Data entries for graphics
----------------

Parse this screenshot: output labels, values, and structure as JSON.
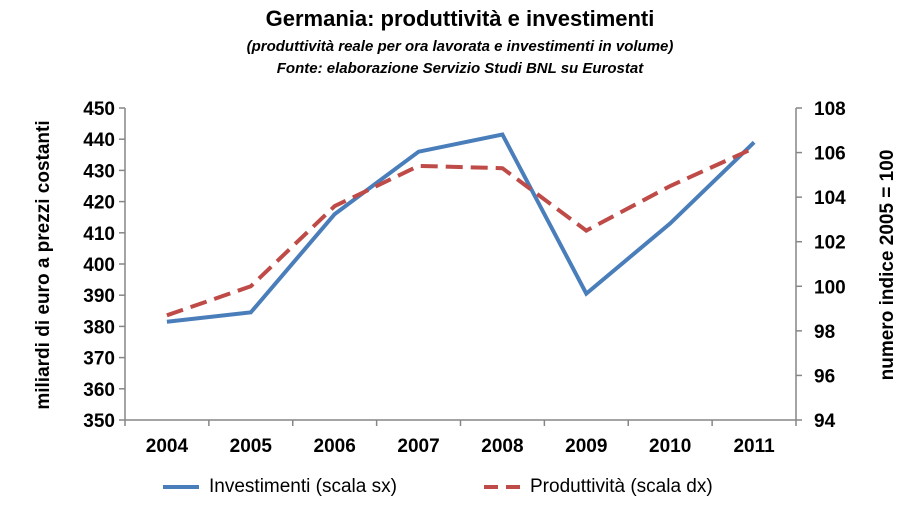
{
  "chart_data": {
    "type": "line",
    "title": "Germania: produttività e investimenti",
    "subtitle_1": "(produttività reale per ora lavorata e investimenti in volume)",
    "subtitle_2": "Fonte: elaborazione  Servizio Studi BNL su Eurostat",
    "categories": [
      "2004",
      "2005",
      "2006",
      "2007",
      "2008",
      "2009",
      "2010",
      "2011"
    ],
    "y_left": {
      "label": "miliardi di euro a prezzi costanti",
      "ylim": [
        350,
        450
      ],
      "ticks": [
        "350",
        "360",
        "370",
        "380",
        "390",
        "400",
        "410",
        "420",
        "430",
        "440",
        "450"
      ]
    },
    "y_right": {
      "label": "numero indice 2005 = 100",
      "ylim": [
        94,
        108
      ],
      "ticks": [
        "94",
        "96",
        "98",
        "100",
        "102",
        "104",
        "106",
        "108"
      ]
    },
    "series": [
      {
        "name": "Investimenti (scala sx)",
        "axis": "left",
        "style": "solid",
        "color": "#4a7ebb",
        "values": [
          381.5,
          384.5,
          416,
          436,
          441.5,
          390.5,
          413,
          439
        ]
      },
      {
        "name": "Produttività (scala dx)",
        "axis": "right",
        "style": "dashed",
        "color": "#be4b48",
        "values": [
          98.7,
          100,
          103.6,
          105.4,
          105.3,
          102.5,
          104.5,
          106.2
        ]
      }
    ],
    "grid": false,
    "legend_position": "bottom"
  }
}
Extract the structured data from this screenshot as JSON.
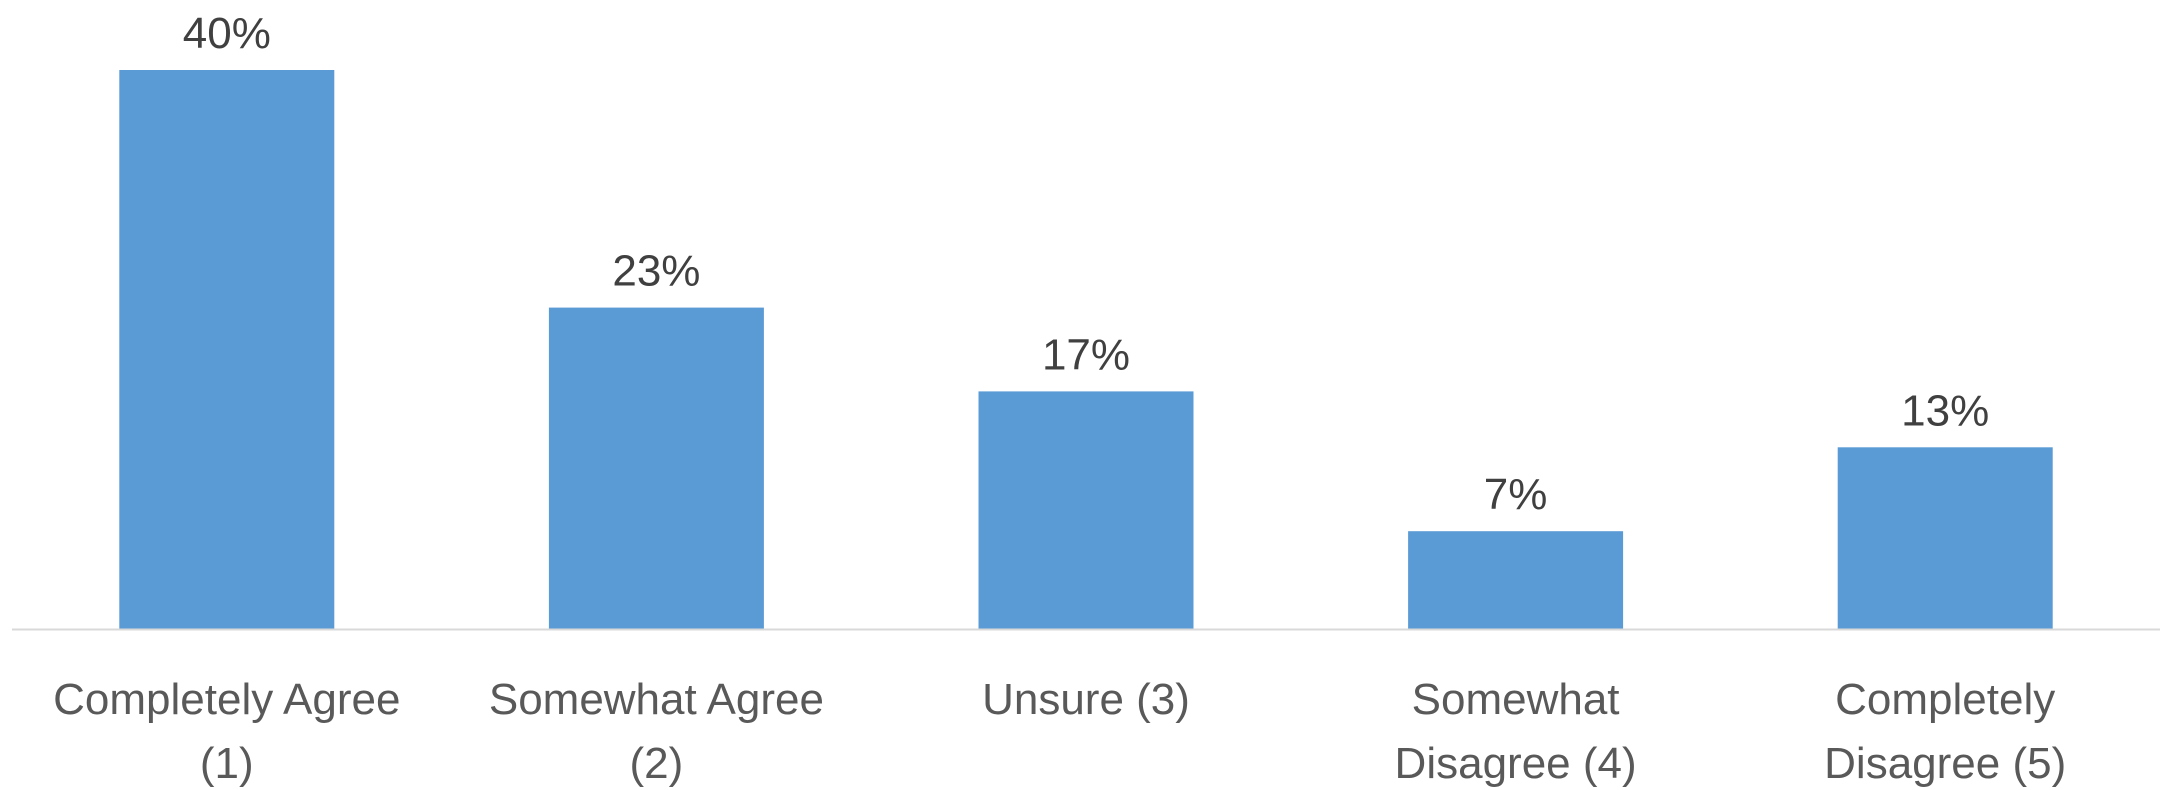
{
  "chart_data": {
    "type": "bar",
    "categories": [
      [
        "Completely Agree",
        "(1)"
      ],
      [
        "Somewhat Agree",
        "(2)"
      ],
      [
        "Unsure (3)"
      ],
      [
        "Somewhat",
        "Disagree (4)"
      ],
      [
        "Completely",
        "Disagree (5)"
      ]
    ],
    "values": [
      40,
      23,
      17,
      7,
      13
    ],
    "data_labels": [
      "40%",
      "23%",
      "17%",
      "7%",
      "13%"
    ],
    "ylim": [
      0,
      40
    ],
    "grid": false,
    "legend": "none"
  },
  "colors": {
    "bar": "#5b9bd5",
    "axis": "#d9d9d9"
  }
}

----------------

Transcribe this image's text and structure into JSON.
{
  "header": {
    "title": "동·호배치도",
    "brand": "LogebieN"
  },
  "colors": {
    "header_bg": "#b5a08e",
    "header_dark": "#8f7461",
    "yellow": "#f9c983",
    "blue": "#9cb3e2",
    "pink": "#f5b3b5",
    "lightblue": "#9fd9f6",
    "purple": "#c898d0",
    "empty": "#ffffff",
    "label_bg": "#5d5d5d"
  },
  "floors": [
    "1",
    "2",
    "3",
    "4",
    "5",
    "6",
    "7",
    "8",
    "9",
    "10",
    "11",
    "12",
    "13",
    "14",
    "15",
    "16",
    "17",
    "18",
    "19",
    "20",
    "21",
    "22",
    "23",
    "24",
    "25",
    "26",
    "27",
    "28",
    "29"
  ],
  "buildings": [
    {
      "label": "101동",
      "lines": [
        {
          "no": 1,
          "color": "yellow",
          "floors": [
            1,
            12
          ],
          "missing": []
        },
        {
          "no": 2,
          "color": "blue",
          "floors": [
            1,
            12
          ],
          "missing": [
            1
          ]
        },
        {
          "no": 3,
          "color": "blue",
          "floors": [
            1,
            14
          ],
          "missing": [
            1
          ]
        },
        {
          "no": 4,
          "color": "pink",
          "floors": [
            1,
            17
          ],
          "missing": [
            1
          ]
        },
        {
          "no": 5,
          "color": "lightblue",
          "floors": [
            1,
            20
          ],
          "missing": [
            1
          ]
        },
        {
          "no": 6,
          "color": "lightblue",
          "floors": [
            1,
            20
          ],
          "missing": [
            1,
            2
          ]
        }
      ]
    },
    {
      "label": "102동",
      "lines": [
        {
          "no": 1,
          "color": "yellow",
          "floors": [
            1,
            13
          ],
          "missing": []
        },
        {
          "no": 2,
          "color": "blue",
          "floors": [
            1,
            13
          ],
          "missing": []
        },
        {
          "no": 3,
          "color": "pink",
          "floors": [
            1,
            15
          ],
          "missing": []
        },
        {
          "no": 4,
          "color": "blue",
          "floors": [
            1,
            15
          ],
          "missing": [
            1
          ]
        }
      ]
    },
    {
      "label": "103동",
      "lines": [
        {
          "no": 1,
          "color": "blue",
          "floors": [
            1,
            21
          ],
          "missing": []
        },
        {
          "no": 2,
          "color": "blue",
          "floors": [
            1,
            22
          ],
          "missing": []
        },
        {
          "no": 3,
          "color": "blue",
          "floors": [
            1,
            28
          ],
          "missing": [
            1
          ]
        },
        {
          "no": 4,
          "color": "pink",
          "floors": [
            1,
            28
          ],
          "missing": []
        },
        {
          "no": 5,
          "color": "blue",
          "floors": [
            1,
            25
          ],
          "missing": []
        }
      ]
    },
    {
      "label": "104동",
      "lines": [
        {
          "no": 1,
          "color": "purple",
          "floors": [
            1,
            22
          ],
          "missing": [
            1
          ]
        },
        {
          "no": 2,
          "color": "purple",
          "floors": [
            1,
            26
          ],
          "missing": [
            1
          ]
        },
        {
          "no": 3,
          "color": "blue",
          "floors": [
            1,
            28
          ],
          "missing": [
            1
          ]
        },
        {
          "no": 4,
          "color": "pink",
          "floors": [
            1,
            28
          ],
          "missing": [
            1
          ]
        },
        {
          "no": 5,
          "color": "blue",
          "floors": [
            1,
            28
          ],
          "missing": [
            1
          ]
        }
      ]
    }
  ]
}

----------------

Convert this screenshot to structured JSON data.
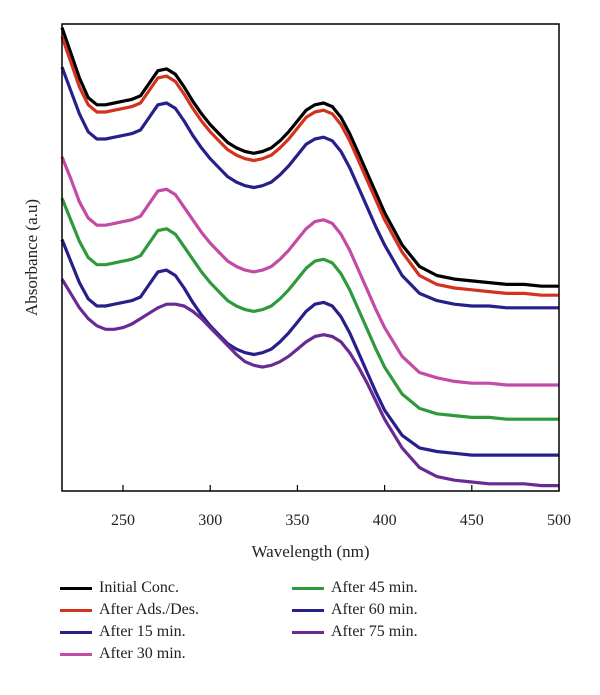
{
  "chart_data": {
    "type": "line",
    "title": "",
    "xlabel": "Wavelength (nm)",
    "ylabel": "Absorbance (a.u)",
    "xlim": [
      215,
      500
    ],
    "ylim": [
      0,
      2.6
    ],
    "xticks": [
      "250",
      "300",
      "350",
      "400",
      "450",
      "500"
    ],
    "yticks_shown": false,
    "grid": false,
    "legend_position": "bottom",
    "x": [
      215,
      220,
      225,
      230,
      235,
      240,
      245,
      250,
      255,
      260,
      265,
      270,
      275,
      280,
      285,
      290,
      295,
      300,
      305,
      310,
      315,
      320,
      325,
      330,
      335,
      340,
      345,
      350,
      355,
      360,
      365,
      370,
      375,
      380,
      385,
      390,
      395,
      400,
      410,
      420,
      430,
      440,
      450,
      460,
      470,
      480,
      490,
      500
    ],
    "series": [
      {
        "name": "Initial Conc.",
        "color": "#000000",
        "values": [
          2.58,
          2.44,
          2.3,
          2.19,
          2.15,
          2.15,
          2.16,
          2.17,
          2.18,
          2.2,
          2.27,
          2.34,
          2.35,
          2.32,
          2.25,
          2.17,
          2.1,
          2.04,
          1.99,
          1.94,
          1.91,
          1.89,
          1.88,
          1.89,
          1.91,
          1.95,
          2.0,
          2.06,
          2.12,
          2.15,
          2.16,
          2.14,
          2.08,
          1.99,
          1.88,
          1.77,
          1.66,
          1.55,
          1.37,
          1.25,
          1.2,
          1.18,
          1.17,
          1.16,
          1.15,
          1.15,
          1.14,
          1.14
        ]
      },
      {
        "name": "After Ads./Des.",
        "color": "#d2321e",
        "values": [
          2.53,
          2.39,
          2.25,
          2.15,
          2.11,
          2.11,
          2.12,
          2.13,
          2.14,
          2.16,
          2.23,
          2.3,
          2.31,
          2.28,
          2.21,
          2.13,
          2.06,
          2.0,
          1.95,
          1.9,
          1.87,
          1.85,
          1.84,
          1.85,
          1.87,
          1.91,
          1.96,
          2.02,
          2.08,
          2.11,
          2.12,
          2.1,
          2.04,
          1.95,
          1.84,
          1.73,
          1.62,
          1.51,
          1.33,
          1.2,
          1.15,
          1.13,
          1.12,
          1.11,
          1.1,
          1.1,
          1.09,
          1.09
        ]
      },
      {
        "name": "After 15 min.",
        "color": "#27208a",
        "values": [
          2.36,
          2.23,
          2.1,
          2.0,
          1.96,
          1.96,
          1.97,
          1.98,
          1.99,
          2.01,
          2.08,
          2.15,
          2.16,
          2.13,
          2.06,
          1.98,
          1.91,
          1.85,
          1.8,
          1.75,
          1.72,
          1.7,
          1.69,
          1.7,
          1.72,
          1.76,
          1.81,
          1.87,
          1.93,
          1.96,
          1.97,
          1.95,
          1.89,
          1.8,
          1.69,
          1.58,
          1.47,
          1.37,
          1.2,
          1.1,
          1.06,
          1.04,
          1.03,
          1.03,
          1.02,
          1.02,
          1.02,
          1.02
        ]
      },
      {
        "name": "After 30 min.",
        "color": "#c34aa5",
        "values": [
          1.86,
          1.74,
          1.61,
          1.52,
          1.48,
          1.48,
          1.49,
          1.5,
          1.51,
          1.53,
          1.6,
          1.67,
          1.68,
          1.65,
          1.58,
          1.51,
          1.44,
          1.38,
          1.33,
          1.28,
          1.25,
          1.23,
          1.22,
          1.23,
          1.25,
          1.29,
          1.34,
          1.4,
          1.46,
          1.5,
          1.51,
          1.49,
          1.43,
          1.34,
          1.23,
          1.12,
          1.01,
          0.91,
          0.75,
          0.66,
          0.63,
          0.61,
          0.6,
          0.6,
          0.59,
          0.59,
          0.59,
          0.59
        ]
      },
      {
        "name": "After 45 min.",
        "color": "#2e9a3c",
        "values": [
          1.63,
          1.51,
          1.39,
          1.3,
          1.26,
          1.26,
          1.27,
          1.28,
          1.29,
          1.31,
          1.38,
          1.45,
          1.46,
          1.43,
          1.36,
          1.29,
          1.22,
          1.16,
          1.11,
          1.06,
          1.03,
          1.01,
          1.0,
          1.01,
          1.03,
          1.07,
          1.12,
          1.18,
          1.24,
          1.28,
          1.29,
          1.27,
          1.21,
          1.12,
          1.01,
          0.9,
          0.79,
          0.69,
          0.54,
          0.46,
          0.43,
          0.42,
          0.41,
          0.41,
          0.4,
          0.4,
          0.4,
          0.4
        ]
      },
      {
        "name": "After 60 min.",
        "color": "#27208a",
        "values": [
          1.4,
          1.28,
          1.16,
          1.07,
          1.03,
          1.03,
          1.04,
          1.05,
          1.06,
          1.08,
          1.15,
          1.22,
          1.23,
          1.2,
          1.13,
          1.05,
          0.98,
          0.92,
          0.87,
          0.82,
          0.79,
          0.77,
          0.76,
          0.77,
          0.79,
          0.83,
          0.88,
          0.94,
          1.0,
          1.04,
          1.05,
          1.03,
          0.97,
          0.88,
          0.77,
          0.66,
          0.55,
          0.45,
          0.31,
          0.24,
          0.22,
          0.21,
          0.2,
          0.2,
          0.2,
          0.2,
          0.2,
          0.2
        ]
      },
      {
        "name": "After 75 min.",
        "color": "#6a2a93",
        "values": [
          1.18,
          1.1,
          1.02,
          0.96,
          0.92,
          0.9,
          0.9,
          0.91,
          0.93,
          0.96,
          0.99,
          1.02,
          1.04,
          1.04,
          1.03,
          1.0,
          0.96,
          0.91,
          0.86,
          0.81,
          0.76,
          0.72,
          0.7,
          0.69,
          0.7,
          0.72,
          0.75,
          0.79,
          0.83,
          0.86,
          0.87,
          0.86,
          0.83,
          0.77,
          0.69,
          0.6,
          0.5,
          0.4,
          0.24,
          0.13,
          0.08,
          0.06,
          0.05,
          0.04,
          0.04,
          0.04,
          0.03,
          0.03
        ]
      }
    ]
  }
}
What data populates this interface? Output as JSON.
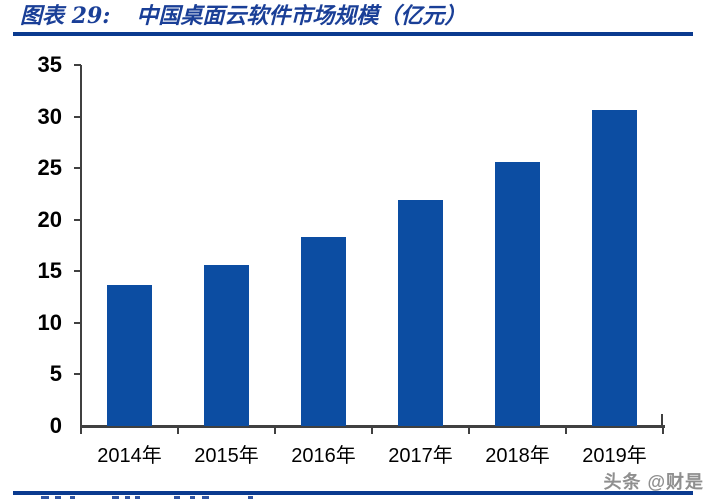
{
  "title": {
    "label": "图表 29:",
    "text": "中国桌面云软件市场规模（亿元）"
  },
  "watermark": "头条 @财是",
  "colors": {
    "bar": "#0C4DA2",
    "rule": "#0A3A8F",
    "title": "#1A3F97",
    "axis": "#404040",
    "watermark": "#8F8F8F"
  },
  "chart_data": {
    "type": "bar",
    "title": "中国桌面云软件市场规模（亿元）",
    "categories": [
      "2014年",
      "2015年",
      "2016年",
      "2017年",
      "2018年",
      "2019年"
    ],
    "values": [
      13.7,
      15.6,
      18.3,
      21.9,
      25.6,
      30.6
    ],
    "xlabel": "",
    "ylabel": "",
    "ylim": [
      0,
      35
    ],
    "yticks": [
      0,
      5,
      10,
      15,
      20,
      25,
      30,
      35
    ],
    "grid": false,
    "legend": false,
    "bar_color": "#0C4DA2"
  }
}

----------------

# Given exercise
Within the records above, how many lines include the word "JSON"? State the number by itself.

# Task answer
5